PROBLEM DESCRIPTION: In the entries, find all lines that hold the word "Федерации" and copy them.

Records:
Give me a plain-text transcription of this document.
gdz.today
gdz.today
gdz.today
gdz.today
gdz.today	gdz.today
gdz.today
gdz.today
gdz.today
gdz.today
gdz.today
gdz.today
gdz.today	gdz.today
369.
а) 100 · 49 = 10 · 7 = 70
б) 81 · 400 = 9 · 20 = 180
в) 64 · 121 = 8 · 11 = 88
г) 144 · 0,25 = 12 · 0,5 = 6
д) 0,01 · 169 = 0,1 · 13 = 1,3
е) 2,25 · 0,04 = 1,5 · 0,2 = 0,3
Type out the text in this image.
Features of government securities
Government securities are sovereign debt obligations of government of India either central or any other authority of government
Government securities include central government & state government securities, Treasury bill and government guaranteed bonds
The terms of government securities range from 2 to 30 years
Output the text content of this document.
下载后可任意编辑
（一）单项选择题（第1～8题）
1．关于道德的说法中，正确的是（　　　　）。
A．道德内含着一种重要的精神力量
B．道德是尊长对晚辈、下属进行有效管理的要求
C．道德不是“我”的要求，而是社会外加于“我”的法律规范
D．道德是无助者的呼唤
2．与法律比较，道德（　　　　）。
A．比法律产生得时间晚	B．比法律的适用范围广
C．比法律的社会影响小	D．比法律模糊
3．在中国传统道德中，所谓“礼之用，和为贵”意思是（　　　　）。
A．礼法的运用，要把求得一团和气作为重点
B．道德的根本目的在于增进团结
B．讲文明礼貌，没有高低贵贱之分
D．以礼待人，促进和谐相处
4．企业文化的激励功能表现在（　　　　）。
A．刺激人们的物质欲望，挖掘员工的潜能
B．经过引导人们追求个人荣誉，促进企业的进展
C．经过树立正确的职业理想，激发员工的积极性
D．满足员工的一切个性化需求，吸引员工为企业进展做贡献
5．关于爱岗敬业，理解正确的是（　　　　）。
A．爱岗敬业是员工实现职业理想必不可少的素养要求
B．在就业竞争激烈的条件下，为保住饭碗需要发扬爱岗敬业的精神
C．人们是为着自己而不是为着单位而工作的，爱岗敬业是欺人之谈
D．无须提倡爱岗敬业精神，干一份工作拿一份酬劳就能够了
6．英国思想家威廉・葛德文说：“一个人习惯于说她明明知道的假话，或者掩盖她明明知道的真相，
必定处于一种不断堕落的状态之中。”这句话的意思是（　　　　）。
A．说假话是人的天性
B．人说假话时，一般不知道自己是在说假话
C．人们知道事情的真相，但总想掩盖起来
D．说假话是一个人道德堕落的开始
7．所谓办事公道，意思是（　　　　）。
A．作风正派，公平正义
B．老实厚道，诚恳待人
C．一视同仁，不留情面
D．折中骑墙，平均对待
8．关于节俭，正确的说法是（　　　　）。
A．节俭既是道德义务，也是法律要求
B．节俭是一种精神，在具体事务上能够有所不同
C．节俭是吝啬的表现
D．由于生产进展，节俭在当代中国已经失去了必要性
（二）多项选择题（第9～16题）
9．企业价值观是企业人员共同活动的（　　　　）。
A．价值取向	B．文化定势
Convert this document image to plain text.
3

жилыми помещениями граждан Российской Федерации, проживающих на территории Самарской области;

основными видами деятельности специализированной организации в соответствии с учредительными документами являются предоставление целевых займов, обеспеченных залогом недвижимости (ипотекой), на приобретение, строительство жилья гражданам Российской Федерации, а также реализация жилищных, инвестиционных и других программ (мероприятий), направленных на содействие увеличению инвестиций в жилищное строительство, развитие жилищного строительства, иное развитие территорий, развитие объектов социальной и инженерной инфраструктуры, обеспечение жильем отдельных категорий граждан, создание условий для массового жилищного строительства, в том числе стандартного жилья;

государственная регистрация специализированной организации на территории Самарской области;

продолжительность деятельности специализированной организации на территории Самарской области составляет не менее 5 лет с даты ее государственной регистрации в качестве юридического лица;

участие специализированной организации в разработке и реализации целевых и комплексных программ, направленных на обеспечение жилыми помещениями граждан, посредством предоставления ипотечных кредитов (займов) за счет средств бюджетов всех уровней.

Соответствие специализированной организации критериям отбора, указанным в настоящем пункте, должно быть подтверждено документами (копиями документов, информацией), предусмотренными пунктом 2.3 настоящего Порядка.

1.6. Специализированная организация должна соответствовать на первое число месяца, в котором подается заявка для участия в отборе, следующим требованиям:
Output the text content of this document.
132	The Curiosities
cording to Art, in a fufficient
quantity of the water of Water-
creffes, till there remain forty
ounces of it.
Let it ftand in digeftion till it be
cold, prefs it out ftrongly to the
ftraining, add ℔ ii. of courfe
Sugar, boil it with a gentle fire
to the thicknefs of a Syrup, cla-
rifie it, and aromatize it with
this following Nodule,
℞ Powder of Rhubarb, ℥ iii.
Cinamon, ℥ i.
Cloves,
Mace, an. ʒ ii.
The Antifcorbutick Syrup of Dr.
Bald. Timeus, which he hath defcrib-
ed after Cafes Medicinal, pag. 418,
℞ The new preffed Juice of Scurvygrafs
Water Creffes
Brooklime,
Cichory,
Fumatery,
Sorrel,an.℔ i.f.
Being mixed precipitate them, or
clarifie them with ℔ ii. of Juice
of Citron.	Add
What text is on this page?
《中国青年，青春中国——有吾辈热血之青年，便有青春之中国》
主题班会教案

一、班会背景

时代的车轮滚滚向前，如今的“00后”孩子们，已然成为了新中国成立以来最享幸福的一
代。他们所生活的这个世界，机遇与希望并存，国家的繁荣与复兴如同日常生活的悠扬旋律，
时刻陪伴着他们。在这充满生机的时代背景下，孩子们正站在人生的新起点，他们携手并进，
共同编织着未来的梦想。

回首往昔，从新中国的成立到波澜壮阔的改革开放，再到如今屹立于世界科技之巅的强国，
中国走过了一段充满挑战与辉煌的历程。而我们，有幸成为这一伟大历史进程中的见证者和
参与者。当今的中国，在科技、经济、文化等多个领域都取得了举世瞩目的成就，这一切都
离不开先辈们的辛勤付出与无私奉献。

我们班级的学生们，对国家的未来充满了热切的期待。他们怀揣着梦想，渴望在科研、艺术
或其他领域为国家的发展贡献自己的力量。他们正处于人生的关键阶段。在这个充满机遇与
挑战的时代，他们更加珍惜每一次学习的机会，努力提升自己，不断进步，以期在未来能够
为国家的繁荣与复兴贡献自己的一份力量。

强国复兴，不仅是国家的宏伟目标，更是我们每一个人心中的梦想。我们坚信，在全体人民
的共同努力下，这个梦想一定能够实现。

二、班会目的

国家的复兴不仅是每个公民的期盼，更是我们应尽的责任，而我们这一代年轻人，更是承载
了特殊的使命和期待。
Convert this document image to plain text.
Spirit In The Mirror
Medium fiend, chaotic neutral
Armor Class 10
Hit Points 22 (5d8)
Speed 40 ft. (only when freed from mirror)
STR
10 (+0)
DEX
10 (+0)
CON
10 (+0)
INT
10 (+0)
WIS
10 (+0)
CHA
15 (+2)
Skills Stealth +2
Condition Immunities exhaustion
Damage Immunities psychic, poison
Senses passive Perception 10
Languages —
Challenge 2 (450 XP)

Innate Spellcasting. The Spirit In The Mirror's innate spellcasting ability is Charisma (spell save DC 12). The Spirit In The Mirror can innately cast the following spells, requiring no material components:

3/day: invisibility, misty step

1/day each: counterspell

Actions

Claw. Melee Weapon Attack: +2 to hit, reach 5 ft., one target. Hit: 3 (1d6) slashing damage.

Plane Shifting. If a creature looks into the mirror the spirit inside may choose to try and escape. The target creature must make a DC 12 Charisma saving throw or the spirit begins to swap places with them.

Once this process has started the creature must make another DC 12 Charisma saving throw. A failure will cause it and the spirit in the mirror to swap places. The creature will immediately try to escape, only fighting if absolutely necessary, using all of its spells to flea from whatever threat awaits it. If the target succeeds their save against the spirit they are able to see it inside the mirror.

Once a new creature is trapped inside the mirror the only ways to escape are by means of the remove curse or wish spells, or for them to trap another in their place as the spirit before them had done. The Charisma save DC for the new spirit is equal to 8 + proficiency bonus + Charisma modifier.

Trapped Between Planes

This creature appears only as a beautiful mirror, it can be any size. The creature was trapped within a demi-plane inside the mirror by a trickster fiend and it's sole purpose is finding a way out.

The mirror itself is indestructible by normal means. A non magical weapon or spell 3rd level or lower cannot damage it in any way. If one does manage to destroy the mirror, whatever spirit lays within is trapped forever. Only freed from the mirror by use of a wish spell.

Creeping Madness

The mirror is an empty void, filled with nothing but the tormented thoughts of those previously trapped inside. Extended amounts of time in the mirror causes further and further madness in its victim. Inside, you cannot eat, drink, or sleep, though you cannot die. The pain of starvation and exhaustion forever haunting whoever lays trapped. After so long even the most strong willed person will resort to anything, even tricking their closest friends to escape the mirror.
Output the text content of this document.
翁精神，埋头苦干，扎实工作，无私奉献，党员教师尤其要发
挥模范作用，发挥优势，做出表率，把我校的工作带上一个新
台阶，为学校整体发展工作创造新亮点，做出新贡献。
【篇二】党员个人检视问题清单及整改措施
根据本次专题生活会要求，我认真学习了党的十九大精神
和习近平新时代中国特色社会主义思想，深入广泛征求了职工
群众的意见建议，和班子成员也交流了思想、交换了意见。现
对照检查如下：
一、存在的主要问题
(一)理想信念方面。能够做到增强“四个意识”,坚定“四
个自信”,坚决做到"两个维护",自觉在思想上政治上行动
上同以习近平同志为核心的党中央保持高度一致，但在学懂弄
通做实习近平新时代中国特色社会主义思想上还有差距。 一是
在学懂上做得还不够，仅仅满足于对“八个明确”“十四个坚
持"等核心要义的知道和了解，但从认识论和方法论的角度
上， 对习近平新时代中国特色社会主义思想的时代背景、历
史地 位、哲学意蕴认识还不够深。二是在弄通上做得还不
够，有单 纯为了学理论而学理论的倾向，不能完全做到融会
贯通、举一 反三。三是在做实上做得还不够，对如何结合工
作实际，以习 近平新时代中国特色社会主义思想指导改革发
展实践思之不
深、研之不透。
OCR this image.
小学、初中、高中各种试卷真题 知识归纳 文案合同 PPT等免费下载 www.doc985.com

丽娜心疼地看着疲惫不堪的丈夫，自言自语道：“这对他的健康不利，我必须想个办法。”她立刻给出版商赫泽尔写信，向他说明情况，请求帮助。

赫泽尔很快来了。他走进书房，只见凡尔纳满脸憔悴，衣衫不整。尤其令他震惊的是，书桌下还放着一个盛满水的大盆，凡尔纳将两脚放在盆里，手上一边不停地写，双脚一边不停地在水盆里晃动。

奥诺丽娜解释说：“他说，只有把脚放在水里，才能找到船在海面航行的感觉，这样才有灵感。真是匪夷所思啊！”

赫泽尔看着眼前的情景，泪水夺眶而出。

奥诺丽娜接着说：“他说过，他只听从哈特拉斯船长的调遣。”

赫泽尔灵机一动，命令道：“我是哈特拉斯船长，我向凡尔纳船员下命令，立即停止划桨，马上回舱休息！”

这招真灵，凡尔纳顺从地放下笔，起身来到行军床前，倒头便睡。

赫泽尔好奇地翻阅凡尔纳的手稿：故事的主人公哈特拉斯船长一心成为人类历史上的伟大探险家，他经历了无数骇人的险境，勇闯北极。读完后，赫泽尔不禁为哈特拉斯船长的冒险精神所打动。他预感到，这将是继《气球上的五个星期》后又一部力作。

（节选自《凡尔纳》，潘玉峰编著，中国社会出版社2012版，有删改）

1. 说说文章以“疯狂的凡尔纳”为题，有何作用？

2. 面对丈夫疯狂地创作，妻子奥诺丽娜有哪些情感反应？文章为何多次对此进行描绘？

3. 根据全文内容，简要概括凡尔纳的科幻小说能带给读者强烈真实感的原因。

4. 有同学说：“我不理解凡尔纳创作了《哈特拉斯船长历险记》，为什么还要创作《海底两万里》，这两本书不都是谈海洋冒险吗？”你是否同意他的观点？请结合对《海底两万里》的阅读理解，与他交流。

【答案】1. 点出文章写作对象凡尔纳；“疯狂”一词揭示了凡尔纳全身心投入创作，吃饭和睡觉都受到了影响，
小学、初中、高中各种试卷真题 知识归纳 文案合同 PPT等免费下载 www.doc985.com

EXERCISE SOLUTION:
жилыми помещениями граждан Российской Федерации, проживающих на территории Самарской области;
основными видами деятельности специализированной организации в соответствии с учредительными документами являются предоставление целевых займов, обеспеченных залогом недвижимости (ипотекой), на приобретение, строительство жилья гражданам Российской Федерации, а также реализация жилищных, инвестиционных и других программ (мероприятий), направленных на содействие увеличению инвестиций в жилищное строительство, развитие жилищного строительства, иное развитие территорий, развитие объектов социальной и инженерной инфраструктуры, обеспечение жильем отдельных категорий граждан, создание условий для массового жилищного строительства, в том числе стандартного жилья;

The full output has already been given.